● Text
--- START ---
# Tips for choosing an Engagement Ring



## Seening (May 23, 2011)

Choosing an engagement ring is an important thing to do. When you have decided to take the next step in your relationship and propose to the love of your life, choosing the right engagement ring can be a stressful business.
Here are five tips to help you choose the perfect ring.

A) The jeweler is as important as the ring.
B) Look at the jewelry she wears everyday.
C) Consider your price range.
D) Choose the right diamond.
E) Back up your purchase.

Hope this tips will help [email protected]

Regards


----------



## Vaneyes (May 11, 2010)

Let her choose the ring.


----------



## Tapkaara (Apr 18, 2006)

What good advice! Thank you!


----------



## kv466 (May 18, 2011)

That definitely covers the obvious but I have to agree with letting her as another solid option, if it's within means


----------



## Vaneyes (May 11, 2010)

mcamacho said:


> I have to agree with letting her as another solid option, if it's within means


I gulped, but never regretted it. Countless proud and loving smiles says it all.


----------



## ShannonL (May 17, 2011)

Congratulations!!! Hope you have many happy years togerther!


----------



## PetrB (Feb 28, 2012)

Nothing says psychotic crazy in love more than purchasing one of the world's most incredibly marked up items, and spending at least several months salary which would - if the party were sane - be a good chunk of change toward later purchase of a home.

Buy the stone(s) loose, in Antwerp, not Amsterdam. You can purchase a setting there, too, or wait to find one once at home. Have the stones set at home. -- in the States, anyway, loose stones, when you return from abroad, are duty free... ditto a necklace without a catch, oddly enough.

You will have a bigger and better quality stone, have gotten to go to Europe, and spent the same, or have still saved money over a direct purchase from any reputable Jeweler elsewhere.

BTW: the Birthstone for April is now Diamond. until the late 1800's it was Jasper (bloodstone) a very pretty low cost semiprecious stone. It was a consortium of Jewelers who revised that to Diamond, because there are so many April born.

This is ALL BUSINESS, and Has Nothing To Do With Romance.

Diamonds are very pretty crystals....


----------



## Couchie (Dec 9, 2010)

I will agree with PetrB (gasp); that a diamond is now compulsory for marriage is the greatest achievement of corporate marketing ever... on behalf of the _De Beers_ conglomerate. Show your love goes beyond capitalist shallowness by *not* buying a diamond ring...
--- END ---
● Input data
--- START ---
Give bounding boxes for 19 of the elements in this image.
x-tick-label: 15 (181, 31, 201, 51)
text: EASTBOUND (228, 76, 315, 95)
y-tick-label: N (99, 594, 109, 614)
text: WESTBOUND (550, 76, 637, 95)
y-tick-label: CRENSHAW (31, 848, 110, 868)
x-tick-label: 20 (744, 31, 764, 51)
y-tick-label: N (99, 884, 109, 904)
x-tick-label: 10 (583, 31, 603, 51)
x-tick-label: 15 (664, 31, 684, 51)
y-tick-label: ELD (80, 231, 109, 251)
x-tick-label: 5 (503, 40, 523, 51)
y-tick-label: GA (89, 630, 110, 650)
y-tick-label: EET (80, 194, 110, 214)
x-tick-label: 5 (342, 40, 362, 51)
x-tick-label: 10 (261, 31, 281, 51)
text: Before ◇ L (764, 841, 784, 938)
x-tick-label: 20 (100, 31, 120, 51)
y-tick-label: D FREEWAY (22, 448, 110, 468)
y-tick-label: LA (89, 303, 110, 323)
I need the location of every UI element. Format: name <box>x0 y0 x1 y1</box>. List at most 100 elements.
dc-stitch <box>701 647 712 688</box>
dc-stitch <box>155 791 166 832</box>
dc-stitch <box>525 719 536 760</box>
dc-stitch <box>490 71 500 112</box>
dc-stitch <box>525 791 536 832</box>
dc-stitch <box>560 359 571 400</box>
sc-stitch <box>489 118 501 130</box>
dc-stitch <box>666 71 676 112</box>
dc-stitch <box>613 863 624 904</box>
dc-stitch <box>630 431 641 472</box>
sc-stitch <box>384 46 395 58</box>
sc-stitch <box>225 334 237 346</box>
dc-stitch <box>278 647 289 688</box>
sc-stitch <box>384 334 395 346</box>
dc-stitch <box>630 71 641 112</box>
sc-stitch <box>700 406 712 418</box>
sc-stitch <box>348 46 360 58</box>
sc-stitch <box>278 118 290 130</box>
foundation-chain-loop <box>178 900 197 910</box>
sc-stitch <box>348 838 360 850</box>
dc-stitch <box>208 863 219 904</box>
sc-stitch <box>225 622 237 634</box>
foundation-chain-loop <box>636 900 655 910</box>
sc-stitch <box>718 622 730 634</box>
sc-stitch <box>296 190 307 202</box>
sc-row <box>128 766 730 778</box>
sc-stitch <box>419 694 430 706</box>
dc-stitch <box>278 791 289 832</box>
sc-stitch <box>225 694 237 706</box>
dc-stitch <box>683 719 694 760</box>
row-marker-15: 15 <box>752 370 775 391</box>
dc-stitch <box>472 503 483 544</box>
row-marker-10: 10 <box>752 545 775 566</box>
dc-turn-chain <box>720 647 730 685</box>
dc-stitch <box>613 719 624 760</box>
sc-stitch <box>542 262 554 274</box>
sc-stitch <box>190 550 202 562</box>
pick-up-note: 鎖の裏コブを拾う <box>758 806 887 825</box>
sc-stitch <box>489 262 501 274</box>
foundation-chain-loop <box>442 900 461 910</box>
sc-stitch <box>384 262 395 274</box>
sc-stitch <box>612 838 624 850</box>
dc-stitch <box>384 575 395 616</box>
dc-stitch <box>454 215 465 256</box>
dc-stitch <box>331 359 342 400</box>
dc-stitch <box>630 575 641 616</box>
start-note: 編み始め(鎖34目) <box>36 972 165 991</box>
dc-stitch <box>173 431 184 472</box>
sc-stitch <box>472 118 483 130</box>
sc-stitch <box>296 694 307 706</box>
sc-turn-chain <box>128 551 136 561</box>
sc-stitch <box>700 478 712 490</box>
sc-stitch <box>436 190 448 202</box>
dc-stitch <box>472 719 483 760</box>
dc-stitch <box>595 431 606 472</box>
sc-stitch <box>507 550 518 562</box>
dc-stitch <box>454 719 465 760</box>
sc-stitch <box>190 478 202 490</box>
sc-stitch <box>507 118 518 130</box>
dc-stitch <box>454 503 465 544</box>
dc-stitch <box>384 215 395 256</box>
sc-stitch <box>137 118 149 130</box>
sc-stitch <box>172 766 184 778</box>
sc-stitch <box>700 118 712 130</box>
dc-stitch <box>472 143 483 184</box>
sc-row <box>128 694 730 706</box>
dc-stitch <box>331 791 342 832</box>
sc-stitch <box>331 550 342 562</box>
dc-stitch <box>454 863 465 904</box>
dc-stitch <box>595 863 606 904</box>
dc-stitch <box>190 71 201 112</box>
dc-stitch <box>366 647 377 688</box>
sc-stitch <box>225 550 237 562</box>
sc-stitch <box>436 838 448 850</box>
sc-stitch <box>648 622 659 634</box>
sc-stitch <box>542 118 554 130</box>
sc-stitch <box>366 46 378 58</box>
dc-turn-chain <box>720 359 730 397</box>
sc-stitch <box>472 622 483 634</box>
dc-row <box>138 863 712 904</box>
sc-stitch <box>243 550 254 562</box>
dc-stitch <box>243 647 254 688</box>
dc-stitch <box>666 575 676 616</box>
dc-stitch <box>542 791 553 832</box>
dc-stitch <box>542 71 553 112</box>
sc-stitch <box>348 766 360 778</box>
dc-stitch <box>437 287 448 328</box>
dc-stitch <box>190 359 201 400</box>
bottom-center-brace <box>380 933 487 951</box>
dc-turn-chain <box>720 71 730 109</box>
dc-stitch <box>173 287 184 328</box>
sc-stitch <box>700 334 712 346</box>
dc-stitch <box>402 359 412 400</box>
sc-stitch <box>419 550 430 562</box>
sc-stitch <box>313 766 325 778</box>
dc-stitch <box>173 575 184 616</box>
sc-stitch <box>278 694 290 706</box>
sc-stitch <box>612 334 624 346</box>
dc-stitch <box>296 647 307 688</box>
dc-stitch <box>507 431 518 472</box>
--- END ---
--- START ---
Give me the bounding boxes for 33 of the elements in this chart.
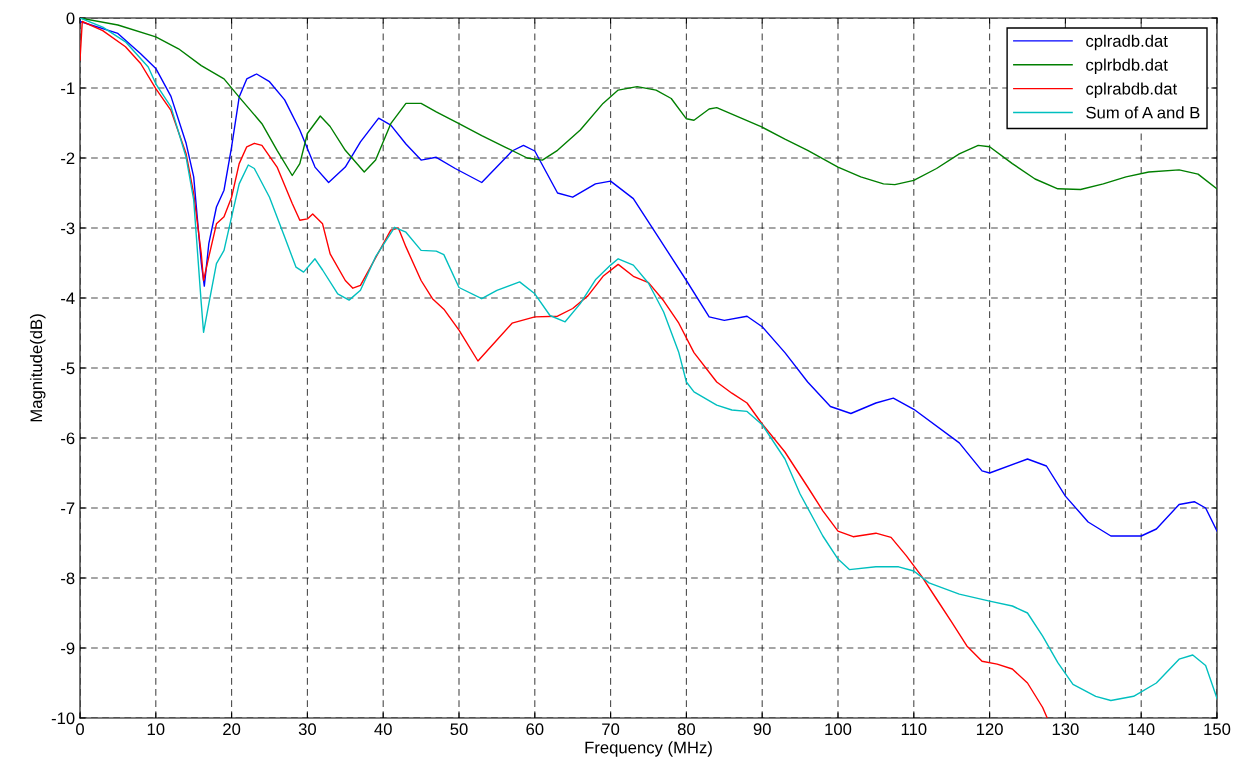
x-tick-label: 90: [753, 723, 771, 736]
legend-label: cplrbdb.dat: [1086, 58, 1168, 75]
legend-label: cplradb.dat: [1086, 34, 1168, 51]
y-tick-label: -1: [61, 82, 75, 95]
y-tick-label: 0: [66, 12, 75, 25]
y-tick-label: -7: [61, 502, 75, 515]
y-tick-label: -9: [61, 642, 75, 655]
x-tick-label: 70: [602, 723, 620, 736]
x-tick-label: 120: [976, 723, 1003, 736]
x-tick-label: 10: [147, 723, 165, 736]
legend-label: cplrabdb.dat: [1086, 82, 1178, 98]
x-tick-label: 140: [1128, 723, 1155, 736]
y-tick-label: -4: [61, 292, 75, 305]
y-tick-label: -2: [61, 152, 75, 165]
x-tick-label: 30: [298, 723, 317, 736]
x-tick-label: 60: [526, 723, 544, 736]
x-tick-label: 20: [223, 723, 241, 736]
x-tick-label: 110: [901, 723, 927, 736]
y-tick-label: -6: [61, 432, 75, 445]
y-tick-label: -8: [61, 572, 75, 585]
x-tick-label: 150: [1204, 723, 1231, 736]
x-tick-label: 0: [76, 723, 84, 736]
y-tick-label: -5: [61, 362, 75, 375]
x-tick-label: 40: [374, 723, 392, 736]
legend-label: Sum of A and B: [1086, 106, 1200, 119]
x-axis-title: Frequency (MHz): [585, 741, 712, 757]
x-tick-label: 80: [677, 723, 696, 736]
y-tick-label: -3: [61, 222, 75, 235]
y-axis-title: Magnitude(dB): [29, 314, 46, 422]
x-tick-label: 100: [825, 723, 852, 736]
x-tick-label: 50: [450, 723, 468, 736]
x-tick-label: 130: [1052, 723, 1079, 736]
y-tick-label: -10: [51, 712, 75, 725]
--- END ---
● Goal 1
Transcribe the passage of the engagement ring thread that begins with the words "Choosing an engagement ring is" and ends after the words "your price range.".
● Goal 2
Present the lines of the records as a numbered list, starting at the line that contains "x-tick-label: 90: [753, 723, 771, 736]" and ending after the line that contains "x-tick-label: 40: [374, 723, 392, 736]". Omit blank lines.

● Complete answer 1
Choosing an engagement ring is an important thing to do. When you have decided to take the next step in your relationship and propose to the love of your life, choosing the right engagement ring can be a stressful business.
Here are five tips to help you choose the perfect ring.

A) The jeweler is as important as the ring.
B) Look at the jewelry she wears everyday.
C) Consider your price range.

● Complete answer 2
1. x-tick-label: 90: [753, 723, 771, 736]
2. legend-label: cplrbdb.dat: [1086, 58, 1168, 75]
3. legend-label: cplradb.dat: [1086, 34, 1168, 51]
4. y-tick-label: -1: [61, 82, 75, 95]
5. y-tick-label: 0: [66, 12, 75, 25]
6. y-tick-label: -7: [61, 502, 75, 515]
7. y-tick-label: -9: [61, 642, 75, 655]
8. x-tick-label: 70: [602, 723, 620, 736]
9. x-tick-label: 120: [976, 723, 1003, 736]
10. x-tick-label: 10: [147, 723, 165, 736]
11. legend-label: cplrabdb.dat: [1086, 82, 1178, 98]
12. x-tick-label: 140: [1128, 723, 1155, 736]
13. y-tick-label: -4: [61, 292, 75, 305]
14. y-tick-label: -2: [61, 152, 75, 165]
15. x-tick-label: 30: [298, 723, 317, 736]
16. x-tick-label: 60: [526, 723, 544, 736]
17. x-tick-label: 20: [223, 723, 241, 736]
18. x-tick-label: 110: [901, 723, 927, 736]
19. y-tick-label: -6: [61, 432, 75, 445]
20. y-tick-label: -8: [61, 572, 75, 585]
21. x-tick-label: 150: [1204, 723, 1231, 736]
22. x-tick-label: 0: [76, 723, 84, 736]
23. y-tick-label: -5: [61, 362, 75, 375]
24. x-tick-label: 40: [374, 723, 392, 736]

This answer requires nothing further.